The woman is utterly nonplussed and tells us that will be no problem before shooing her children back into the living room and shutting the door.
Later, as we stand across the street at the location where Sherika had been parked that day, I tell her I don’t think the woman had any idea that someone had been killed on her doorstep.
She nods then points to the intersection of 101st and Grape.
My eyes follow her hand as she retraces the shooters’ path for me, past our location to the end of the street and back to the place where they pulled up to do their damage – right alongside the parked car she had been sitting in.
The wide street is practically barren – there are few trees or other obstructions, no place to hide in the middle of the day.
I can practically see it unfolding and the coldness of it makes me shudder.
“Goddamn, that’s bold,” I mutter.
As we walk back through the development to the rec center, I tell her about a conversation I had with Branden Bullard’s younger brother, Matt, back in July.
We had stood out in front of the rec center on a still evening and he had talked about being ready to go back to school. A talented football player, he had managed to get himself out of Watts and onto a college team in New Mexico. He seemed nervous to be back home.
It was so peaceful in New Mexico, he told me.
Nobody cared about where he was from or what colors he was wearing or knew what he’d been through. He didn’t have to be on guard all the time. He could breathe and just be himself.

» Data records
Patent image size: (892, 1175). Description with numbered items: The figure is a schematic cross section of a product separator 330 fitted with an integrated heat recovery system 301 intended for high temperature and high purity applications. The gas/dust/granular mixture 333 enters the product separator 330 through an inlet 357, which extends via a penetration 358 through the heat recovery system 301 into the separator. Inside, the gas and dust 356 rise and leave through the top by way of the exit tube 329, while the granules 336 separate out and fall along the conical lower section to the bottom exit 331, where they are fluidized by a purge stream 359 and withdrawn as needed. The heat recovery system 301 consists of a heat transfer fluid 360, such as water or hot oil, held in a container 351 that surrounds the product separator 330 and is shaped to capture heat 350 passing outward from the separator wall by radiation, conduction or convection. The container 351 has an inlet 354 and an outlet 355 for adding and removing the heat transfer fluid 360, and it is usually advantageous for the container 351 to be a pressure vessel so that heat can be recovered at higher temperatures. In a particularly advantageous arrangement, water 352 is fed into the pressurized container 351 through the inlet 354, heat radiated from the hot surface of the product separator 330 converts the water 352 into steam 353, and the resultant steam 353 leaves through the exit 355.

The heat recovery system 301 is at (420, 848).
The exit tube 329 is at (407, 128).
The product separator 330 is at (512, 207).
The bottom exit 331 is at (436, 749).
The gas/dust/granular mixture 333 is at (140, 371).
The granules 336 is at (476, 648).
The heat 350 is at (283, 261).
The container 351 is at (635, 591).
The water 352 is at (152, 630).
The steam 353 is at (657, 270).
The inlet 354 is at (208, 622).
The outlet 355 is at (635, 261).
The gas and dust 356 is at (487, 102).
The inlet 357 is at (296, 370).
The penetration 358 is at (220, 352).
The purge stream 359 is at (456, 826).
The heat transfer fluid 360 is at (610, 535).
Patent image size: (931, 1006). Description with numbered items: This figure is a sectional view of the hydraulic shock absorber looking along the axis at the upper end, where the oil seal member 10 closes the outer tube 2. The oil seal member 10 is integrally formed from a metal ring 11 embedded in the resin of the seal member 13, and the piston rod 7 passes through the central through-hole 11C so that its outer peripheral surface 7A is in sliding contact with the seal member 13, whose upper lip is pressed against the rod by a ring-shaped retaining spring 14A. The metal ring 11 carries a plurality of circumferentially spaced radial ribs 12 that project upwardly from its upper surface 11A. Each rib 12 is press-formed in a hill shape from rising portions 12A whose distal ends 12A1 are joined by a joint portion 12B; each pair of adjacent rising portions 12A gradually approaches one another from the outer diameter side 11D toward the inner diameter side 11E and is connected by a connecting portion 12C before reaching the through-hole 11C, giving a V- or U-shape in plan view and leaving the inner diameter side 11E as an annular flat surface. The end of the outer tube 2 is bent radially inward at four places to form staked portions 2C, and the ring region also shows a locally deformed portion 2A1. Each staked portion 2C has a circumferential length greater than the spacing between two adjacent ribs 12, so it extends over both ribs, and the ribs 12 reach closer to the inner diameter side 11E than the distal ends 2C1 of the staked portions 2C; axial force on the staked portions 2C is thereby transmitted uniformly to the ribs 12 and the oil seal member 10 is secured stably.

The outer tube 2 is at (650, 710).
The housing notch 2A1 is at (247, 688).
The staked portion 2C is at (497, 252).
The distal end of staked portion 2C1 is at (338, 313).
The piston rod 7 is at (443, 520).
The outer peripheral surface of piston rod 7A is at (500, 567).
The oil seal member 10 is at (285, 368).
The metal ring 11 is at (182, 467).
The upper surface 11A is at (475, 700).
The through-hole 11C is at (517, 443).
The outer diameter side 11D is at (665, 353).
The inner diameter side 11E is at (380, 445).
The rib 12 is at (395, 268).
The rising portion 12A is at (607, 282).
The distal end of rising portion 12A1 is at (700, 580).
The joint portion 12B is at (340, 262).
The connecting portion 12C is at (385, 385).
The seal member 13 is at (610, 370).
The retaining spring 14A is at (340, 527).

» Study questions
1. Please list every person the Watts passage refers to by name.
2. Condense the paragraph of the Watts passage that begins "We had stood out in front of the rec center" into two sentences, keeping its main facts.

» Responses per task
1.
- Sherika
- Branden Bullard
- Matt

2. On a still evening in front of the rec center, Matt talked about being ready to go back to school. A talented football player who had gotten out of Watts and onto a college team in New Mexico, he seemed nervous to be back home.